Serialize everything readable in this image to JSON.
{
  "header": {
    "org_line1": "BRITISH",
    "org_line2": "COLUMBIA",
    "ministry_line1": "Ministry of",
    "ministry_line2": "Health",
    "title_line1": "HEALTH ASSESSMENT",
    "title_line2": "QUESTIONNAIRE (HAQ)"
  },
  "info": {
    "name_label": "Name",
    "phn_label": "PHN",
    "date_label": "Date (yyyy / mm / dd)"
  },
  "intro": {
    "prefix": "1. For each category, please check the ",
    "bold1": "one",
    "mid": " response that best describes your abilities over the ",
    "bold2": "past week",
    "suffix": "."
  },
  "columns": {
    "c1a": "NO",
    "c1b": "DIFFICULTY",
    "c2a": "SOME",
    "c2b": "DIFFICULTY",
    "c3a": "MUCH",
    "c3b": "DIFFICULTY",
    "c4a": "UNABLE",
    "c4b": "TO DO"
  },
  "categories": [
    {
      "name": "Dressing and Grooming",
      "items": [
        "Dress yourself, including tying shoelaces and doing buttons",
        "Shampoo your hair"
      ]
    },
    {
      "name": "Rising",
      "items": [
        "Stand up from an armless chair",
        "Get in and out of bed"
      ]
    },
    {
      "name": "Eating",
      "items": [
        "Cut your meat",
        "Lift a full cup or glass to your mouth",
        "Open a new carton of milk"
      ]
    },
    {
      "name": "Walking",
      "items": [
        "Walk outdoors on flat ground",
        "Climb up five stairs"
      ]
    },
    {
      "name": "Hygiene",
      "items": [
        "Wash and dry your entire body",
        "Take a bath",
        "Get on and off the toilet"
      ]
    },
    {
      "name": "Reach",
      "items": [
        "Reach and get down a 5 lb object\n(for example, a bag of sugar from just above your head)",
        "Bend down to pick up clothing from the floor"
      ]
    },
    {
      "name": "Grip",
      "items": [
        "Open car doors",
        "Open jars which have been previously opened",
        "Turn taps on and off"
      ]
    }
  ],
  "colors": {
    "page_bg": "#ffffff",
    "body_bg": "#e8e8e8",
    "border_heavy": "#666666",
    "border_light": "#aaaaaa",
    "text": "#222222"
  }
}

:::::

▶ _EXERCISE DETAILS_:
All of the entries must be written out exactly as they stand.

▶ _SOLUTION FOR THIS PROBLEM_:
Serialize everything readable in this image to JSON.
{
  "header": {
    "org_line1": "BRITISH",
    "org_line2": "COLUMBIA",
    "ministry_line1": "Ministry of",
    "ministry_line2": "Health",
    "title_line1": "HEALTH ASSESSMENT",
    "title_line2": "QUESTIONNAIRE (HAQ)"
  },
  "info": {
    "name_label": "Name",
    "phn_label": "PHN",
    "date_label": "Date (yyyy / mm / dd)"
  },
  "intro": {
    "prefix": "1. For each category, please check the ",
    "bold1": "one",
    "mid": " response that best describes your abilities over the ",
    "bold2": "past week",
    "suffix": "."
  },
  "columns": {
    "c1a": "NO",
    "c1b": "DIFFICULTY",
    "c2a": "SOME",
    "c2b": "DIFFICULTY",
    "c3a": "MUCH",
    "c3b": "DIFFICULTY",
    "c4a": "UNABLE",
    "c4b": "TO DO"
  },
  "categories": [
    {
      "name": "Dressing and Grooming",
      "items": [
        "Dress yourself, including tying shoelaces and doing buttons",
        "Shampoo your hair"
      ]
    },
    {
      "name": "Rising",
      "items": [
        "Stand up from an armless chair",
        "Get in and out of bed"
      ]
    },
    {
      "name": "Eating",
      "items": [
        "Cut your meat",
        "Lift a full cup or glass to your mouth",
        "Open a new carton of milk"
      ]
    },
    {
      "name": "Walking",
      "items": [
        "Walk outdoors on flat ground",
        "Climb up five stairs"
      ]
    },
    {
      "name": "Hygiene",
      "items": [
        "Wash and dry your entire body",
        "Take a bath",
        "Get on and off the toilet"
      ]
    },
    {
      "name": "Reach",
      "items": [
        "Reach and get down a 5 lb object\n(for example, a bag of sugar from just above your head)",
        "Bend down to pick up clothing from the floor"
      ]
    },
    {
      "name": "Grip",
      "items": [
        "Open car doors",
        "Open jars which have been previously opened",
        "Turn taps on and off"
      ]
    }
  ],
  "colors": {
    "page_bg": "#ffffff",
    "body_bg": "#e8e8e8",
    "border_heavy": "#666666",
    "border_light": "#aaaaaa",
    "text": "#222222"
  }
}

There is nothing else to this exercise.